─── Texte du document

L’idée de la création d’une école de production à Cognac existe depuis 2019, date de la création de celle de Limoges (notre article de mai 2019). Cette réflexion, alors tout juste entamée, a été mise en sommeil pendant la crise sanitaire. Elle a repris en raison des attentes exprimées par les industriels et du manque de solutions locales offertes aux jeunes. En octobre 2023, elle a débouché sur la création de l’association Ecole de Production de Chaudronnerie de Cognac, qui donne corps au projet « Fer ensemble » avec toutes les parties prenantes, sous l’impulsion de Grand Cognac et de l’UIMM, suivis par l’État et la Région.
Le choix a été fait par les partenaires de consacrer l’école au métier de chaudronnier, pour s’aligner sur les besoins des entreprises dont les carnets de commande justifieraient l’embauche de dizaines de chaudronniers dans l’industrie, notamment aéronautique. Mais aussi dans l’agroalimentaire, particulièrement les spiritueux pour la fabrication des cuves et d’alambics, des échangeurs des chaudières, etc. Les besoins résident également dans la chaudronnerie agricole, notamment la fabrication de remorques et pulvérisateurs.

──────
─── Données fournies

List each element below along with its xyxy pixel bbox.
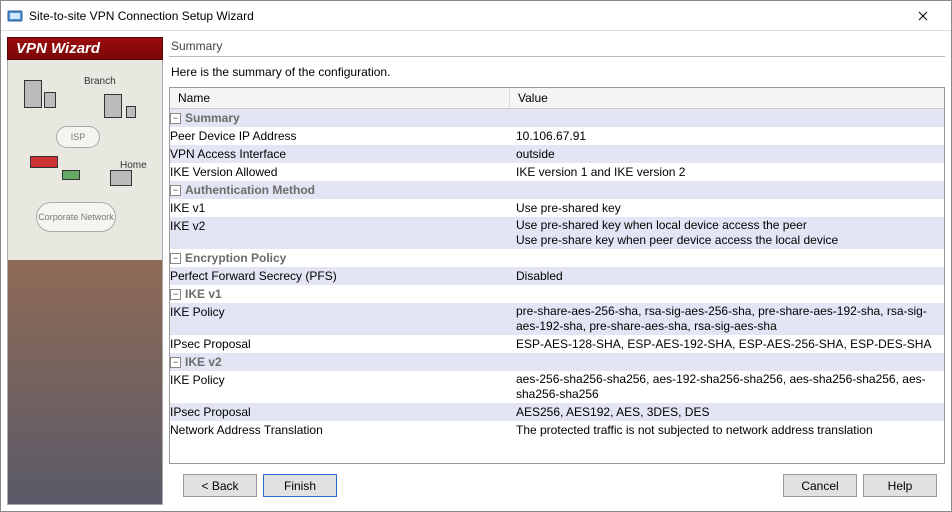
row-label: Network Address Translation: [170, 421, 323, 439]
col-value: Value: [510, 88, 944, 108]
row-value: AES256, AES192, AES, 3DES, DES: [510, 403, 944, 421]
group-label: Authentication Method: [185, 181, 315, 199]
grid-header: Name Value: [170, 88, 944, 109]
row-value: pre-share-aes-256-sha, rsa-sig-aes-256-s…: [510, 303, 944, 335]
collapse-toggle[interactable]: −: [170, 289, 181, 300]
titlebar: Site-to-site VPN Connection Setup Wizard: [1, 1, 951, 31]
collapse-toggle[interactable]: −: [170, 185, 181, 196]
main-panel: Summary Here is the summary of the confi…: [169, 37, 945, 505]
row-label: IPsec Proposal: [170, 335, 251, 353]
app-icon: [7, 8, 23, 24]
group-row: −IKE v1: [170, 285, 944, 303]
row-label: IKE Policy: [170, 371, 225, 389]
table-row: Network Address Translation The protected…: [170, 421, 944, 439]
row-value: outside: [510, 145, 944, 163]
group-label: IKE v1: [185, 285, 222, 303]
row-value: IKE version 1 and IKE version 2: [510, 163, 944, 181]
table-row: IKE Version Allowed IKE version 1 and IKE…: [170, 163, 944, 181]
table-row: Perfect Forward Secrecy (PFS) Disabled: [170, 267, 944, 285]
group-label: Summary: [185, 109, 240, 127]
row-label: Peer Device IP Address: [170, 127, 297, 145]
summary-grid: Name Value −SummaryPeer Device IP Addres…: [169, 87, 945, 464]
back-button[interactable]: < Back: [183, 474, 257, 497]
row-label: Perfect Forward Secrecy (PFS): [170, 267, 337, 285]
row-label: VPN Access Interface: [170, 145, 286, 163]
body: VPN Wizard Branch ISP Home Corporate Net…: [1, 31, 951, 511]
row-label: IKE v2: [170, 217, 205, 235]
row-value: Use pre-shared key when local device acc…: [510, 217, 944, 249]
wizard-window: Site-to-site VPN Connection Setup Wizard…: [0, 0, 952, 512]
table-row: IPsec Proposal ESP-AES-128-SHA, ESP-AES-1…: [170, 335, 944, 353]
row-label: IKE Policy: [170, 303, 225, 321]
row-value: Disabled: [510, 267, 944, 285]
group-label: Encryption Policy: [185, 249, 286, 267]
group-row: −Authentication Method: [170, 181, 944, 199]
collapse-toggle[interactable]: −: [170, 113, 181, 124]
row-value: ESP-AES-128-SHA, ESP-AES-192-SHA, ESP-AE…: [510, 335, 944, 353]
row-label: IKE Version Allowed: [170, 163, 277, 181]
window-title: Site-to-site VPN Connection Setup Wizard: [29, 9, 900, 23]
sidebar-header: VPN Wizard: [7, 37, 163, 60]
row-value: 10.106.67.91: [510, 127, 944, 145]
group-row: −Encryption Policy: [170, 249, 944, 267]
sidebar-illustration: Branch ISP Home Corporate Network: [7, 60, 163, 505]
row-value: aes-256-sha256-sha256, aes-192-sha256-sh…: [510, 371, 944, 403]
table-row: IKE v1 Use pre-shared key: [170, 199, 944, 217]
row-value: The protected traffic is not subjected t…: [510, 421, 944, 439]
collapse-toggle[interactable]: −: [170, 357, 181, 368]
table-row: IKE Policy aes-256-sha256-sha256, aes-192…: [170, 371, 944, 403]
table-row: IKE Policy pre-share-aes-256-sha, rsa-sig…: [170, 303, 944, 335]
sidebar: VPN Wizard Branch ISP Home Corporate Net…: [7, 37, 163, 505]
table-row: VPN Access Interface outside: [170, 145, 944, 163]
group-row: −Summary: [170, 109, 944, 127]
group-row: −IKE v2: [170, 353, 944, 371]
finish-button[interactable]: Finish: [263, 474, 337, 497]
grid-body[interactable]: −SummaryPeer Device IP Address10.106.67.…: [170, 109, 944, 463]
table-row: Peer Device IP Address 10.106.67.91: [170, 127, 944, 145]
cancel-button[interactable]: Cancel: [783, 474, 857, 497]
section-title: Summary: [169, 37, 945, 57]
help-button[interactable]: Help: [863, 474, 937, 497]
section-lead: Here is the summary of the configuration…: [169, 65, 945, 87]
button-bar: < Back Finish Cancel Help: [169, 464, 945, 505]
row-label: IPsec Proposal: [170, 403, 251, 421]
group-label: IKE v2: [185, 353, 222, 371]
row-value: Use pre-shared key: [510, 199, 944, 217]
col-name: Name: [170, 88, 510, 108]
table-row: IKE v2 Use pre-shared key when local devi…: [170, 217, 944, 249]
collapse-toggle[interactable]: −: [170, 253, 181, 264]
table-row: IPsec Proposal AES256, AES192, AES, 3DES,…: [170, 403, 944, 421]
close-icon: [918, 11, 928, 21]
row-label: IKE v1: [170, 199, 205, 217]
close-button[interactable]: [900, 2, 945, 30]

──────

Consigne 1
Selon le texte sur l'école de production de Cognac, à quel métier les partenaires ont-ils choisi de consacrer l'école ?
Consigne 2
Reprenez le texte sur l'école de production de Cognac en le poursuivant après sa dernière phrase.
Les lignes n'ont aucune utilité pour cet exercice.

Réponse attendue 1
Au métier de chaudronnier.

Réponse attendue 2
« Le problème avec la formation en chaudronnerie, c’est qu’à l’issue de leur cursus, les jeunes ne sont pas opérationnels » explique Maxime Gacher, directeur de « Fer ensemble ». « Les industriels sont prêts à embaucher des jeunes, mais ils estiment qu’ils manquent de pratique. Et comme nous n’avions pas de formation sur le territoire, il fallait trouver une solution hors apprentissage, parce que les entreprises n’avaient pas forcément l’intention de prendre des mineurs. » Une formation hors apprentissage, basée sur la pratique et les activités concrètes, la solution école de production apparaissait comme le choix le plus adapté.
« Ma première mission était de monter le dossier de « pré label », sorte d’autorisation à ouvrir une école. Ensuite on a recruté Julien Delagarde, notre professeur d’atelier. Nous avons récupéré un bâtiment qu’il a fallu modifier, commander les machines, expliquer le concept, etc. Finalement le montage de l’école s’est fait très rapidement, entre mai et octobre. » Le plateau technique, composé de machines de dernière génération, a été financé par la fondation Total Énergies. L’UIMM et l’Union Patronale de la Charente apportent leur appui juridique sur la rédaction de contrats, ainsi qu’un complément de financement.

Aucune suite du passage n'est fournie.